What to do >>
Write out all entries word for word.

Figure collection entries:
%%

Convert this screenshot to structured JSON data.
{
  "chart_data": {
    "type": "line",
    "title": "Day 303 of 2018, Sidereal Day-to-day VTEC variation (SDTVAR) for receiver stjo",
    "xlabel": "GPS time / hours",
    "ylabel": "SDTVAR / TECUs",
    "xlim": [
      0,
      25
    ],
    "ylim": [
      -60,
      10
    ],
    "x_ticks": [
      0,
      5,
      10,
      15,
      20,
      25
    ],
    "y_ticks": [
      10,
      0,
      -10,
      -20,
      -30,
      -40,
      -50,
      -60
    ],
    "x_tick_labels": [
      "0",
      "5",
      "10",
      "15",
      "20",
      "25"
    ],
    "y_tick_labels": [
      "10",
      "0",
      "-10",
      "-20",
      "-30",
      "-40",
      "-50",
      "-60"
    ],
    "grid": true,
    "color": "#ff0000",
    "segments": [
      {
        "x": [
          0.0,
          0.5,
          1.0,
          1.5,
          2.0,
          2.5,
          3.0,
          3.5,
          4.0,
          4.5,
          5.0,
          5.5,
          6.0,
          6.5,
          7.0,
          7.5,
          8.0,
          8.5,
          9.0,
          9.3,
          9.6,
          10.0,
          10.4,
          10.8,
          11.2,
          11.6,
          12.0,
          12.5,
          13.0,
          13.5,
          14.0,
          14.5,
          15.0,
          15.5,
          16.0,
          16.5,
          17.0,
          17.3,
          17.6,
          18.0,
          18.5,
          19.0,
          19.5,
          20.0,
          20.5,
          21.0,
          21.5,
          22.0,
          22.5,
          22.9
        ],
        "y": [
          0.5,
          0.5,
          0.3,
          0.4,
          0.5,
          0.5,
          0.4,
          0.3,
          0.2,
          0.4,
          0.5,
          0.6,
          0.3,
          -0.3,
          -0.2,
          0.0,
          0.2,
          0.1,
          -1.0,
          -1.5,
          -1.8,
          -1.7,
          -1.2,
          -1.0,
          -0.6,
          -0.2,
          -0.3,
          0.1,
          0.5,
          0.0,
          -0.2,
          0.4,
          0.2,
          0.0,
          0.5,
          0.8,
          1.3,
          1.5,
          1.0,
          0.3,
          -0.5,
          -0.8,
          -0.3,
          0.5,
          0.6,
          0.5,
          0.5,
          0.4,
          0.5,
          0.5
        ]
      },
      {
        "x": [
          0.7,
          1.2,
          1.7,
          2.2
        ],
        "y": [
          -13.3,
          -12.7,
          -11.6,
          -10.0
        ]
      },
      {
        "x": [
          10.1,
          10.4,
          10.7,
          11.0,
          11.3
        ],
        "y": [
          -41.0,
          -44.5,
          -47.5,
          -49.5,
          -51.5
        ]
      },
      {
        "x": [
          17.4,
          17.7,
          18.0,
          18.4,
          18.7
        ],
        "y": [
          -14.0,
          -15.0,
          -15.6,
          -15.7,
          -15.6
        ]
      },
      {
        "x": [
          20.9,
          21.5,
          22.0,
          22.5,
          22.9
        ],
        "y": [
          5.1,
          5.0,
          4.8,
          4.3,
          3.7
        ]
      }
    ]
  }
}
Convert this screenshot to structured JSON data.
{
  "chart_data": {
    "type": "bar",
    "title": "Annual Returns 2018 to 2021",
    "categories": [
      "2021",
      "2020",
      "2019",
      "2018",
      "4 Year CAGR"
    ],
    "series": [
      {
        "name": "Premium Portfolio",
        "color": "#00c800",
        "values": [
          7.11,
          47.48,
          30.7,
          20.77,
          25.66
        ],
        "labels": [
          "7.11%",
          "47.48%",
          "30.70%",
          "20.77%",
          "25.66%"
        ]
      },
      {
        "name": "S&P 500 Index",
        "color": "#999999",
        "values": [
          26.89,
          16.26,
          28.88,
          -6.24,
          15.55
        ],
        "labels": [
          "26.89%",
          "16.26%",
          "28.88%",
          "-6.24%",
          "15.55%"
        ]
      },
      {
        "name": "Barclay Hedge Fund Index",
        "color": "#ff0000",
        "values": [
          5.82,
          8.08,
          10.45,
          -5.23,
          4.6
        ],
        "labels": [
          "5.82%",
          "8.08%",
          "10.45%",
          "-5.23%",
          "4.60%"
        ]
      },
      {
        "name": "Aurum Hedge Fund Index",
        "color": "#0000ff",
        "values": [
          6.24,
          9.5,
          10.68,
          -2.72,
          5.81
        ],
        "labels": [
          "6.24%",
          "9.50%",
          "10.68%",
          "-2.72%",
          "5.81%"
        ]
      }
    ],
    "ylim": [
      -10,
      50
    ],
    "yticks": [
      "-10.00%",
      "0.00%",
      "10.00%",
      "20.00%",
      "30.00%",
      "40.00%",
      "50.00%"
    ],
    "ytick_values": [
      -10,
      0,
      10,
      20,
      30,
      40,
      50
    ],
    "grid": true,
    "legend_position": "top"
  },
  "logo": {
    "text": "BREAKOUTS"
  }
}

%%

Output >>
Convert this screenshot to structured JSON data.
{
  "chart_data": {
    "type": "line",
    "title": "Day 303 of 2018, Sidereal Day-to-day VTEC variation (SDTVAR) for receiver stjo",
    "xlabel": "GPS time / hours",
    "ylabel": "SDTVAR / TECUs",
    "xlim": [
      0,
      25
    ],
    "ylim": [
      -60,
      10
    ],
    "x_ticks": [
      0,
      5,
      10,
      15,
      20,
      25
    ],
    "y_ticks": [
      10,
      0,
      -10,
      -20,
      -30,
      -40,
      -50,
      -60
    ],
    "x_tick_labels": [
      "0",
      "5",
      "10",
      "15",
      "20",
      "25"
    ],
    "y_tick_labels": [
      "10",
      "0",
      "-10",
      "-20",
      "-30",
      "-40",
      "-50",
      "-60"
    ],
    "grid": true,
    "color": "#ff0000",
    "segments": [
      {
        "x": [
          0.0,
          0.5,
          1.0,
          1.5,
          2.0,
          2.5,
          3.0,
          3.5,
          4.0,
          4.5,
          5.0,
          5.5,
          6.0,
          6.5,
          7.0,
          7.5,
          8.0,
          8.5,
          9.0,
          9.3,
          9.6,
          10.0,
          10.4,
          10.8,
          11.2,
          11.6,
          12.0,
          12.5,
          13.0,
          13.5,
          14.0,
          14.5,
          15.0,
          15.5,
          16.0,
          16.5,
          17.0,
          17.3,
          17.6,
          18.0,
          18.5,
          19.0,
          19.5,
          20.0,
          20.5,
          21.0,
          21.5,
          22.0,
          22.5,
          22.9
        ],
        "y": [
          0.5,
          0.5,
          0.3,
          0.4,
          0.5,
          0.5,
          0.4,
          0.3,
          0.2,
          0.4,
          0.5,
          0.6,
          0.3,
          -0.3,
          -0.2,
          0.0,
          0.2,
          0.1,
          -1.0,
          -1.5,
          -1.8,
          -1.7,
          -1.2,
          -1.0,
          -0.6,
          -0.2,
          -0.3,
          0.1,
          0.5,
          0.0,
          -0.2,
          0.4,
          0.2,
          0.0,
          0.5,
          0.8,
          1.3,
          1.5,
          1.0,
          0.3,
          -0.5,
          -0.8,
          -0.3,
          0.5,
          0.6,
          0.5,
          0.5,
          0.4,
          0.5,
          0.5
        ]
      },
      {
        "x": [
          0.7,
          1.2,
          1.7,
          2.2
        ],
        "y": [
          -13.3,
          -12.7,
          -11.6,
          -10.0
        ]
      },
      {
        "x": [
          10.1,
          10.4,
          10.7,
          11.0,
          11.3
        ],
        "y": [
          -41.0,
          -44.5,
          -47.5,
          -49.5,
          -51.5
        ]
      },
      {
        "x": [
          17.4,
          17.7,
          18.0,
          18.4,
          18.7
        ],
        "y": [
          -14.0,
          -15.0,
          -15.6,
          -15.7,
          -15.6
        ]
      },
      {
        "x": [
          20.9,
          21.5,
          22.0,
          22.5,
          22.9
        ],
        "y": [
          5.1,
          5.0,
          4.8,
          4.3,
          3.7
        ]
      }
    ]
  }
}
Convert this screenshot to structured JSON data.
{
  "chart_data": {
    "type": "bar",
    "title": "Annual Returns 2018 to 2021",
    "categories": [
      "2021",
      "2020",
      "2019",
      "2018",
      "4 Year CAGR"
    ],
    "series": [
      {
        "name": "Premium Portfolio",
        "color": "#00c800",
        "values": [
          7.11,
          47.48,
          30.7,
          20.77,
          25.66
        ],
        "labels": [
          "7.11%",
          "47.48%",
          "30.70%",
          "20.77%",
          "25.66%"
        ]
      },
      {
        "name": "S&P 500 Index",
        "color": "#999999",
        "values": [
          26.89,
          16.26,
          28.88,
          -6.24,
          15.55
        ],
        "labels": [
          "26.89%",
          "16.26%",
          "28.88%",
          "-6.24%",
          "15.55%"
        ]
      },
      {
        "name": "Barclay Hedge Fund Index",
        "color": "#ff0000",
        "values": [
          5.82,
          8.08,
          10.45,
          -5.23,
          4.6
        ],
        "labels": [
          "5.82%",
          "8.08%",
          "10.45%",
          "-5.23%",
          "4.60%"
        ]
      },
      {
        "name": "Aurum Hedge Fund Index",
        "color": "#0000ff",
        "values": [
          6.24,
          9.5,
          10.68,
          -2.72,
          5.81
        ],
        "labels": [
          "6.24%",
          "9.50%",
          "10.68%",
          "-2.72%",
          "5.81%"
        ]
      }
    ],
    "ylim": [
      -10,
      50
    ],
    "yticks": [
      "-10.00%",
      "0.00%",
      "10.00%",
      "20.00%",
      "30.00%",
      "40.00%",
      "50.00%"
    ],
    "ytick_values": [
      -10,
      0,
      10,
      20,
      30,
      40,
      50
    ],
    "grid": true,
    "legend_position": "top"
  },
  "logo": {
    "text": "BREAKOUTS"
  }
}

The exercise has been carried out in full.